>>

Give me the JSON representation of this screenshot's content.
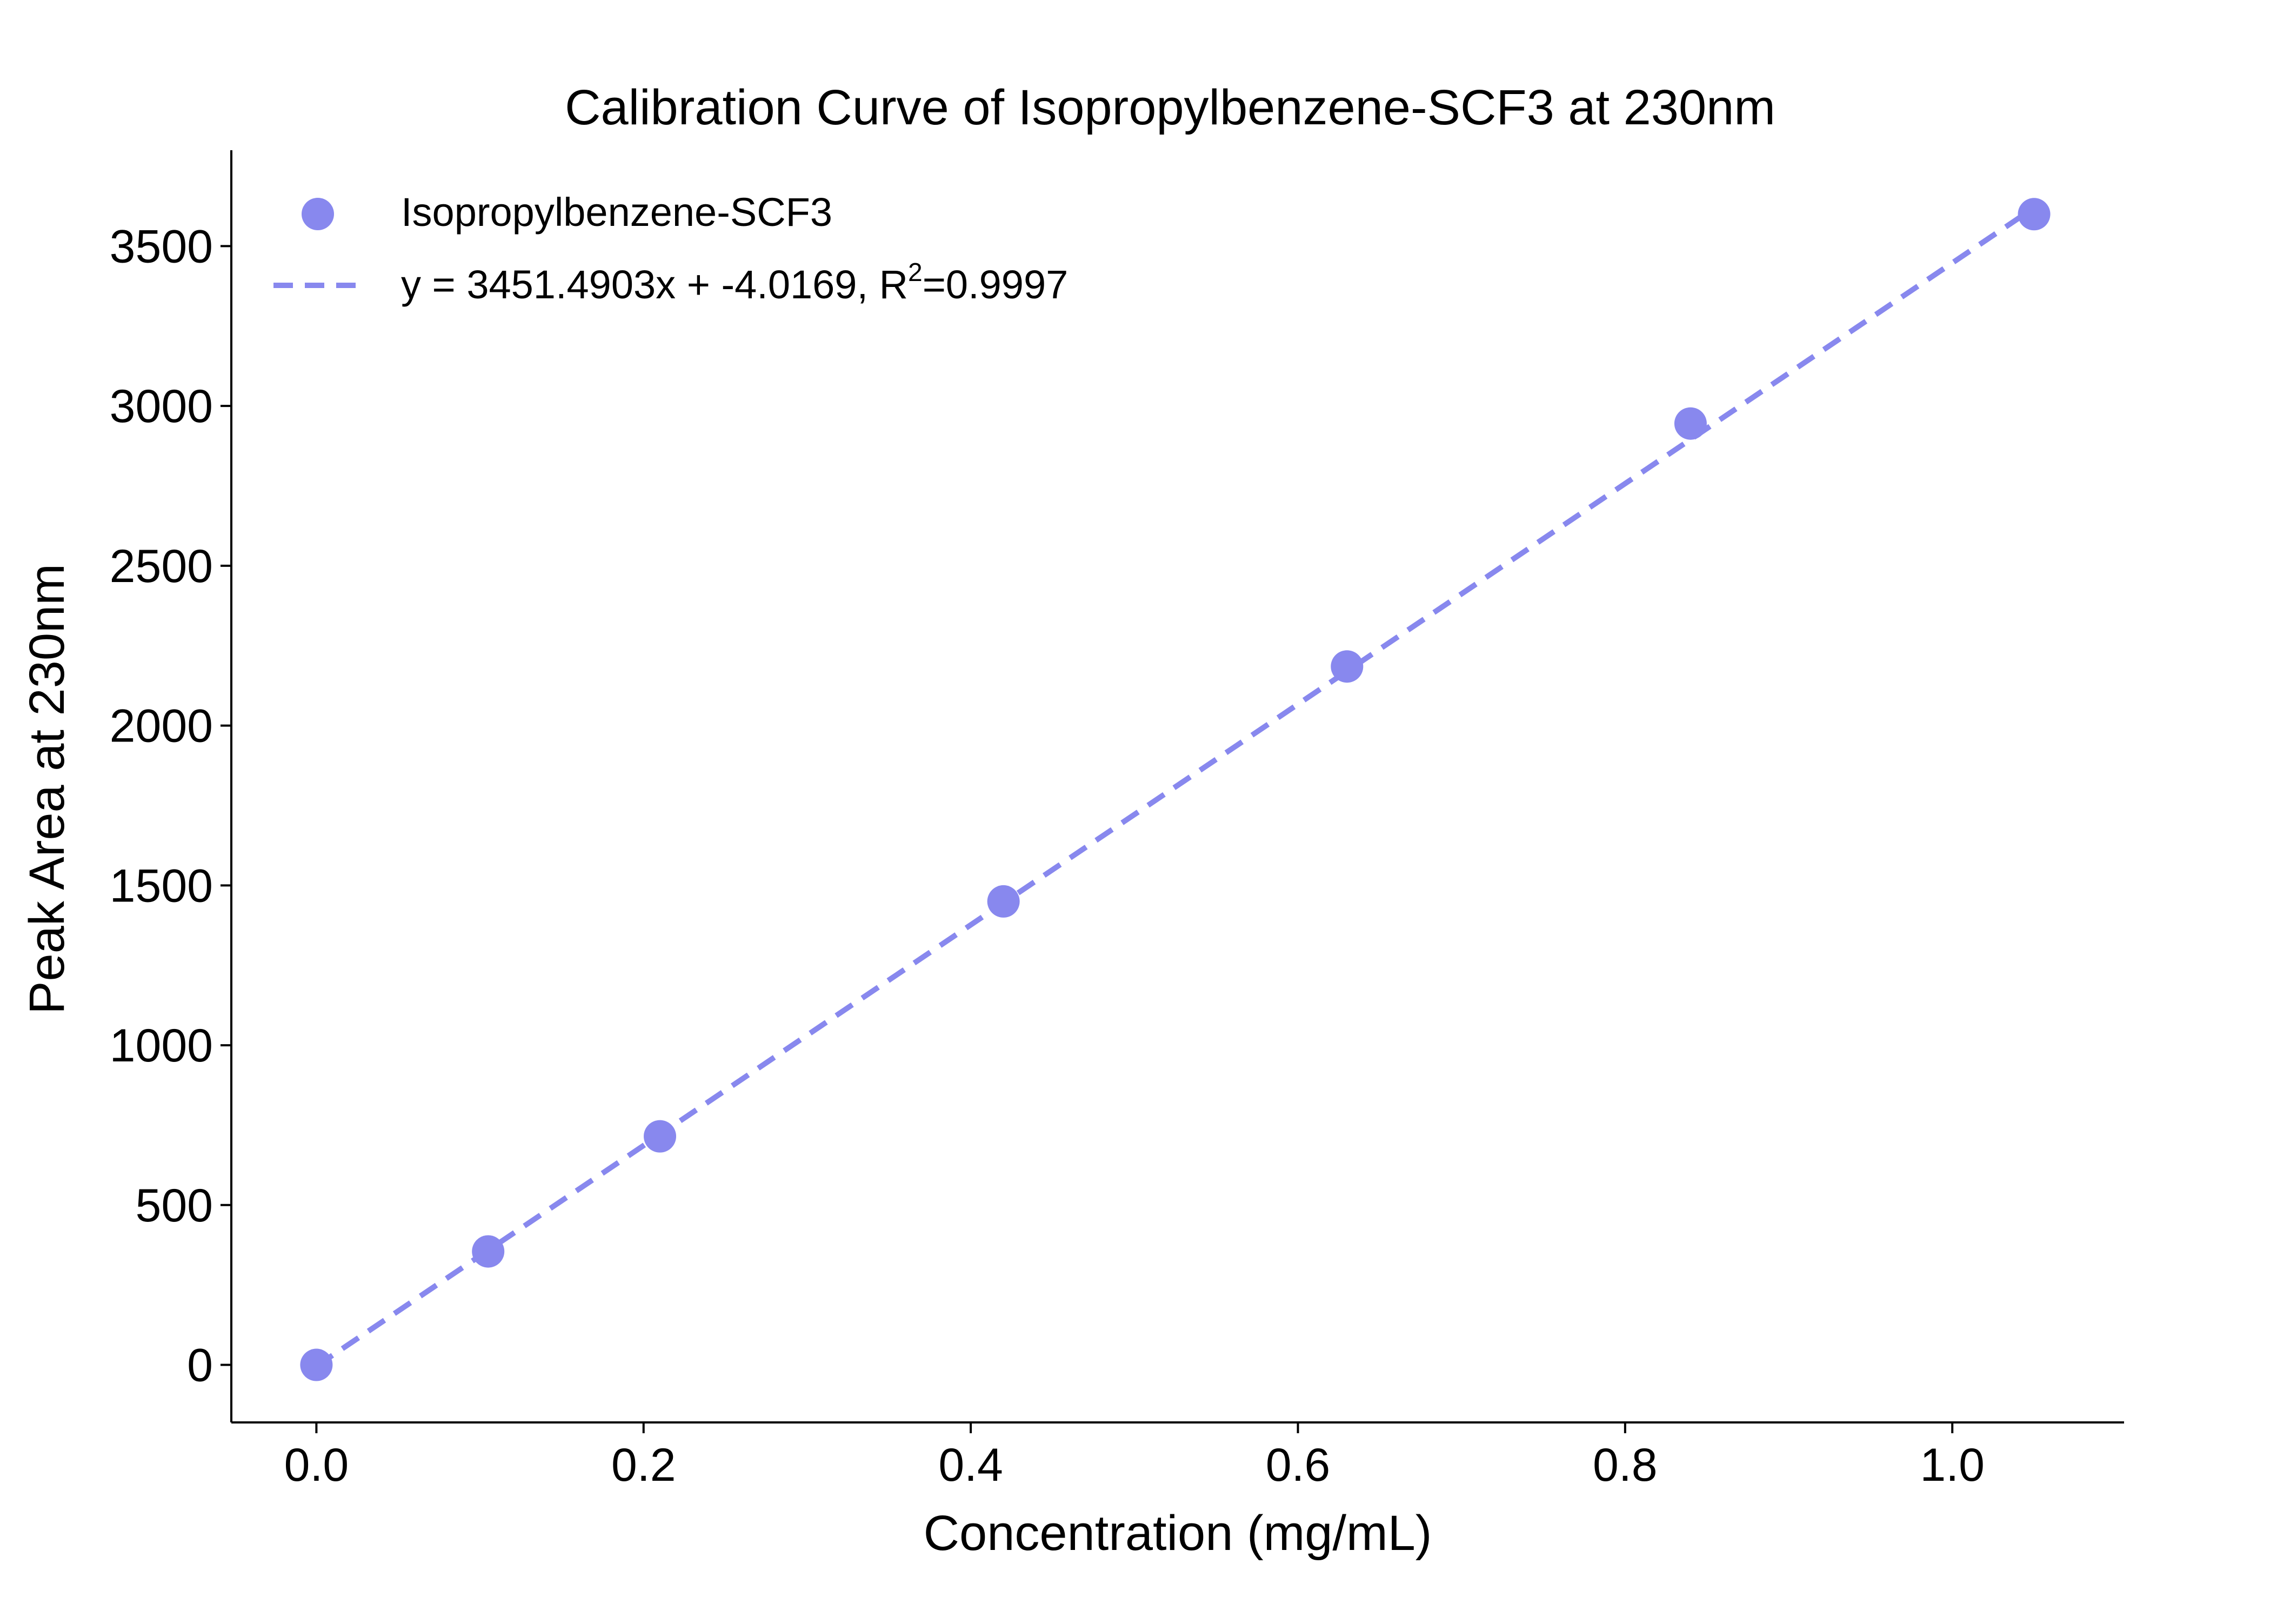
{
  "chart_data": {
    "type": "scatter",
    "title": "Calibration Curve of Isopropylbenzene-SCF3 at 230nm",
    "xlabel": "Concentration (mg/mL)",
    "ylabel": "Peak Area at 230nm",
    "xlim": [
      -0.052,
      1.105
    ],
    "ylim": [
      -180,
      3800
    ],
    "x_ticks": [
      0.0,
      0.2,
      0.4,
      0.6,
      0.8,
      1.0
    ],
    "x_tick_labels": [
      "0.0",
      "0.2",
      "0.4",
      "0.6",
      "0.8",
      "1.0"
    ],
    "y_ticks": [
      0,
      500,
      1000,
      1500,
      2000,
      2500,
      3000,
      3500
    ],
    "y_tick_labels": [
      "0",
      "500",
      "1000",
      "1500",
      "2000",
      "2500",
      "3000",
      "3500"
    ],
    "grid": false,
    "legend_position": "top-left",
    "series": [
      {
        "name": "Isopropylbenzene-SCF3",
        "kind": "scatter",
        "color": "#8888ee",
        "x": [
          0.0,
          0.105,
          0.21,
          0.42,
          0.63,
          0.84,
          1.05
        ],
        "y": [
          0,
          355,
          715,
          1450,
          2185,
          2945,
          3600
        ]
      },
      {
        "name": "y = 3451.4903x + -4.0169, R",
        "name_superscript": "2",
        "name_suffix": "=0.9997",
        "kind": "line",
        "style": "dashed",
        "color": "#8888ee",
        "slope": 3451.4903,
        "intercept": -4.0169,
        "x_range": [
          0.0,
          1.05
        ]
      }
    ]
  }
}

<<
>>

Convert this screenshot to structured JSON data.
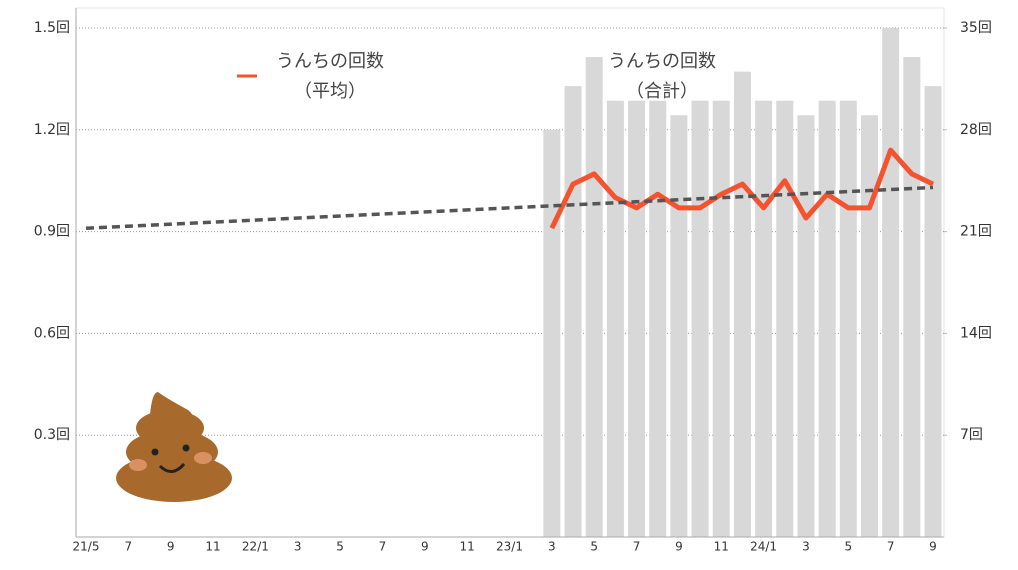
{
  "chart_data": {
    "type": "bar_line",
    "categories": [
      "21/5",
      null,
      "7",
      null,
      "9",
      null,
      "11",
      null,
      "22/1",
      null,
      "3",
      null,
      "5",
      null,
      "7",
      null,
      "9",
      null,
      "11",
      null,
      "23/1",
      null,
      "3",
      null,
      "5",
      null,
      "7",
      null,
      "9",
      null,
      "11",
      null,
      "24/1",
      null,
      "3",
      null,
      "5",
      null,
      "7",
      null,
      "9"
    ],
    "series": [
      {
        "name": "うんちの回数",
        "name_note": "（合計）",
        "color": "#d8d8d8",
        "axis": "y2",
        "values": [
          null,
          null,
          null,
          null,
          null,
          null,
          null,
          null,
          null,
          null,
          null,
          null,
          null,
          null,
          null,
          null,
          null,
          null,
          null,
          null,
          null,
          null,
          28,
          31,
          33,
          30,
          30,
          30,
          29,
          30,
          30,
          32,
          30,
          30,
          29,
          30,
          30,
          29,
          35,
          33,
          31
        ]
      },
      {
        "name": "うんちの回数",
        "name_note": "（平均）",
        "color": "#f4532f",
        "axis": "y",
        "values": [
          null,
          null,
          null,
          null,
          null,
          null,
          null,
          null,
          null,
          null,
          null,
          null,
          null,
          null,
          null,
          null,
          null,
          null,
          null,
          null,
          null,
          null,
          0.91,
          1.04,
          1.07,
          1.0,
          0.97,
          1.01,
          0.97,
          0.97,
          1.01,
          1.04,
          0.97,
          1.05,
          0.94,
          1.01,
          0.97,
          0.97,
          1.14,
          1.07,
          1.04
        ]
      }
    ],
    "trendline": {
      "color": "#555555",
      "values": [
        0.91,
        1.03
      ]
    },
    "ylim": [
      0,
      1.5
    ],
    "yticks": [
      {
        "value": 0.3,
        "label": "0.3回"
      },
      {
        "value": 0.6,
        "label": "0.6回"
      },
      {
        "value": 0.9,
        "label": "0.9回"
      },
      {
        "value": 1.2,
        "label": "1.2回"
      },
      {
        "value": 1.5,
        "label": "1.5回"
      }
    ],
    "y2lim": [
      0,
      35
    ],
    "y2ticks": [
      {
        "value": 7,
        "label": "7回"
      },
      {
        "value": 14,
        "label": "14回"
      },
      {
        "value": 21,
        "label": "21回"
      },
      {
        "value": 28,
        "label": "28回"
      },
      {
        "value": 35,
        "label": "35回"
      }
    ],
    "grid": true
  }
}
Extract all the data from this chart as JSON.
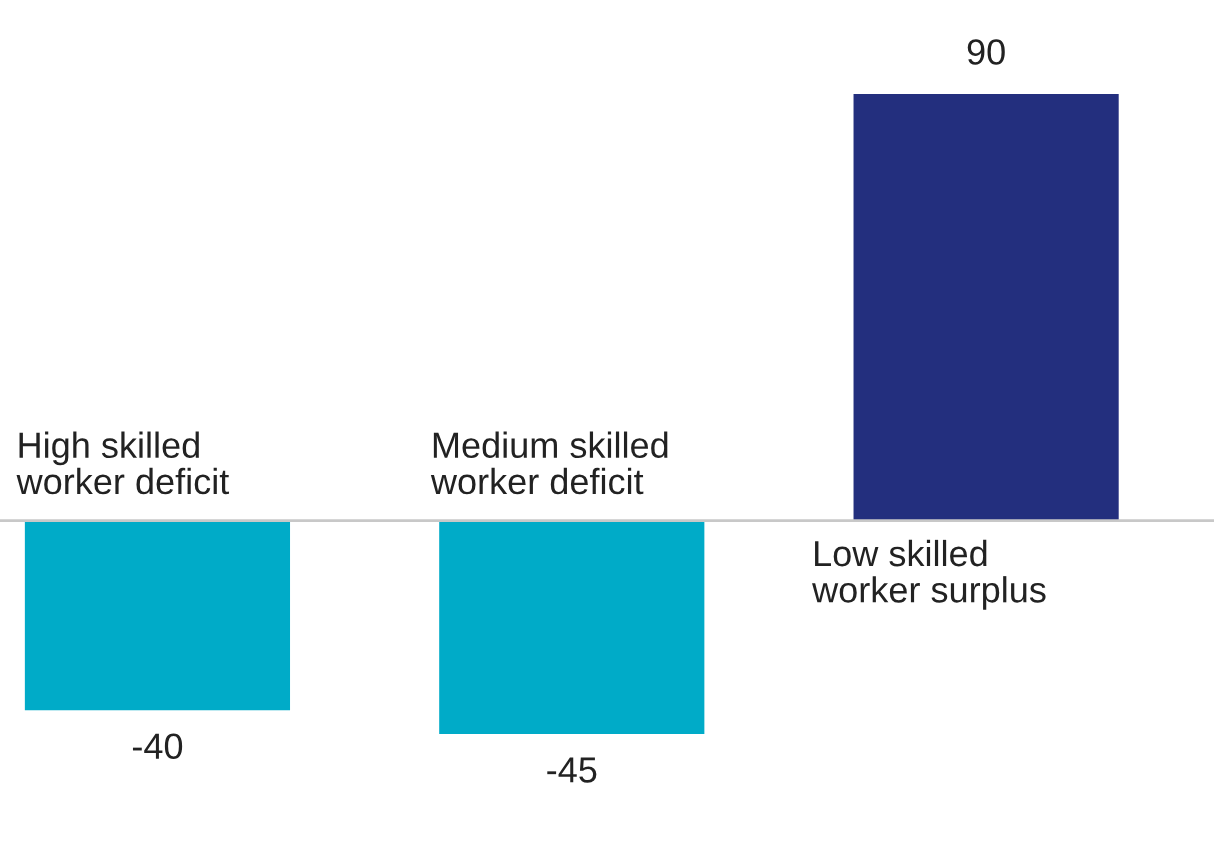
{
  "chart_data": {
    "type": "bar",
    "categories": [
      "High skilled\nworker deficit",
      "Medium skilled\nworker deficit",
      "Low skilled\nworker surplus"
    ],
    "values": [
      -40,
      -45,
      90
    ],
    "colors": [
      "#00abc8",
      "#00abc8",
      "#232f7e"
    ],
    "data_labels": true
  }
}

<<

=== WHAT TO PRODUCE ===
From the entries above, select each line containing the string "JSON".

=== TASK SOLUTION ===
Give me the JSON representation of this screenshot's content.
Convert this screenshot to structured JSON data.
Extract all the data from this chart as JSON.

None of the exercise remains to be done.